== Direction ==
Below are records. Copy every line with "责任到人" in it.

======== Extracted information

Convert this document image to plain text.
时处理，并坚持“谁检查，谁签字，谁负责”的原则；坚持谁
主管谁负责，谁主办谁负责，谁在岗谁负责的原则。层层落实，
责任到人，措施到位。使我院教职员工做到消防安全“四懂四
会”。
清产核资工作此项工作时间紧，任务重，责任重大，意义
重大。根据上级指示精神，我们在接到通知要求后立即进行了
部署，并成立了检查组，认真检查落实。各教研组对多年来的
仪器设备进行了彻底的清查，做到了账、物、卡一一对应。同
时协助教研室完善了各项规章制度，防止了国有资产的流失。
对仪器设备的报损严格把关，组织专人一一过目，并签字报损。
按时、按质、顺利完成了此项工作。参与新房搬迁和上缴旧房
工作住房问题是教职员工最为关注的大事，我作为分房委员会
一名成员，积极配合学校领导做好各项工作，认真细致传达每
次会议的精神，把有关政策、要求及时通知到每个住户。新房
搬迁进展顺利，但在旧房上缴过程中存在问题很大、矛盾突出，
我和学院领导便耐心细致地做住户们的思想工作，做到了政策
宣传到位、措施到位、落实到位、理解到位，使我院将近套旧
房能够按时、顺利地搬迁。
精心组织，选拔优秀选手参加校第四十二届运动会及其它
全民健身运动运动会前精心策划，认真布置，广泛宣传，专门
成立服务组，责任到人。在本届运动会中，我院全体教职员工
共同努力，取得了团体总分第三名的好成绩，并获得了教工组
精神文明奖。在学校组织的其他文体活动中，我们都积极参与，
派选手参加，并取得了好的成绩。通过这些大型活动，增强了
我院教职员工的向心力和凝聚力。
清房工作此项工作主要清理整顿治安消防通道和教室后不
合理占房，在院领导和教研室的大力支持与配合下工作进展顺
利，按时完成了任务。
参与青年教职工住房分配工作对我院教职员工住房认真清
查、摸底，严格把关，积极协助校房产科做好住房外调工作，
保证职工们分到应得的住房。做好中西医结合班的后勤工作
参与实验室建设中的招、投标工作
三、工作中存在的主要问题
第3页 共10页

================

== Solution below ==
责任到人，措施到位。使我院教职员工做到消防安全“四懂四
成立服务组，责任到人。在本届运动会中，我院全体教职员工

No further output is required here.